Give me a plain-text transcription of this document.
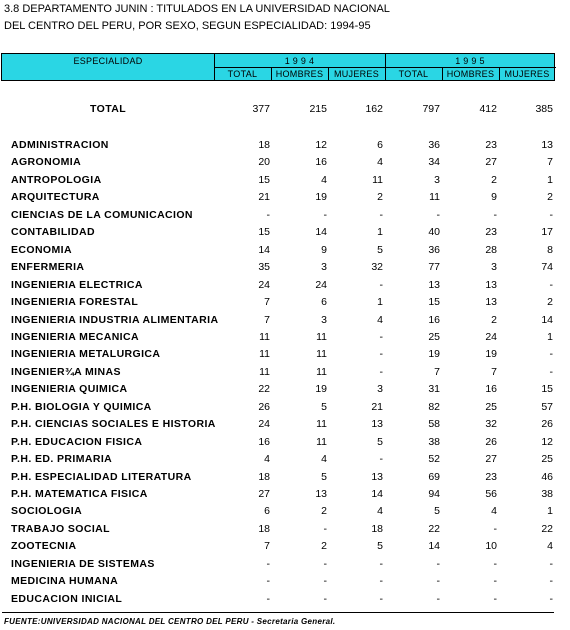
3.8 DEPARTAMENTO JUNIN : TITULADOS EN LA UNIVERSIDAD NACIONAL
DEL CENTRO DEL PERU, POR SEXO, SEGUN ESPECIALIDAD: 1994-95
ESPECIALIDAD	1 9 9 4	1 9 9 5
TOTAL	HOMBRES	MUJERES	TOTAL	HOMBRES	MUJERES
TOTAL	377	215	162	797	412	385
ADMINISTRACION	18	12	6	36	23	13
AGRONOMIA	20	16	4	34	27	7
ANTROPOLOGIA	15	4	11	3	2	1
ARQUITECTURA	21	19	2	11	9	2
CIENCIAS DE LA COMUNICACION	-	-	-	-	-	-
CONTABILIDAD	15	14	1	40	23	17
ECONOMIA	14	9	5	36	28	8
ENFERMERIA	35	3	32	77	3	74
INGENIERIA ELECTRICA	24	24	-	13	13	-
INGENIERIA FORESTAL	7	6	1	15	13	2
INGENIERIA INDUSTRIA ALIMENTARIA	7	3	4	16	2	14
INGENIERIA MECANICA	11	11	-	25	24	1
INGENIERIA METALURGICA	11	11	-	19	19	-
INGENIER¾A MINAS	11	11	-	7	7	-
INGENIERIA QUIMICA	22	19	3	31	16	15
P.H. BIOLOGIA Y QUIMICA	26	5	21	82	25	57
P.H. CIENCIAS SOCIALES E HISTORIA	24	11	13	58	32	26
P.H. EDUCACION FISICA	16	11	5	38	26	12
P.H. ED. PRIMARIA	4	4	-	52	27	25
P.H. ESPECIALIDAD LITERATURA	18	5	13	69	23	46
P.H. MATEMATICA FISICA	27	13	14	94	56	38
SOCIOLOGIA	6	2	4	5	4	1
TRABAJO SOCIAL	18	-	18	22	-	22
ZOOTECNIA	7	2	5	14	10	4
INGENIERIA DE SISTEMAS	-	-	-	-	-	-
MEDICINA HUMANA	-	-	-	-	-	-
EDUCACION INICIAL	-	-	-	-	-	-
FUENTE:UNIVERSIDAD NACIONAL DEL CENTRO DEL PERU - Secretaria General.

........

### Problem statement
Find the lines above that include the string "TOTAL" and copy them.

### Task output
TOTAL	HOMBRES	MUJERES	TOTAL	HOMBRES	MUJERES
TOTAL	377	215	162	797	412	385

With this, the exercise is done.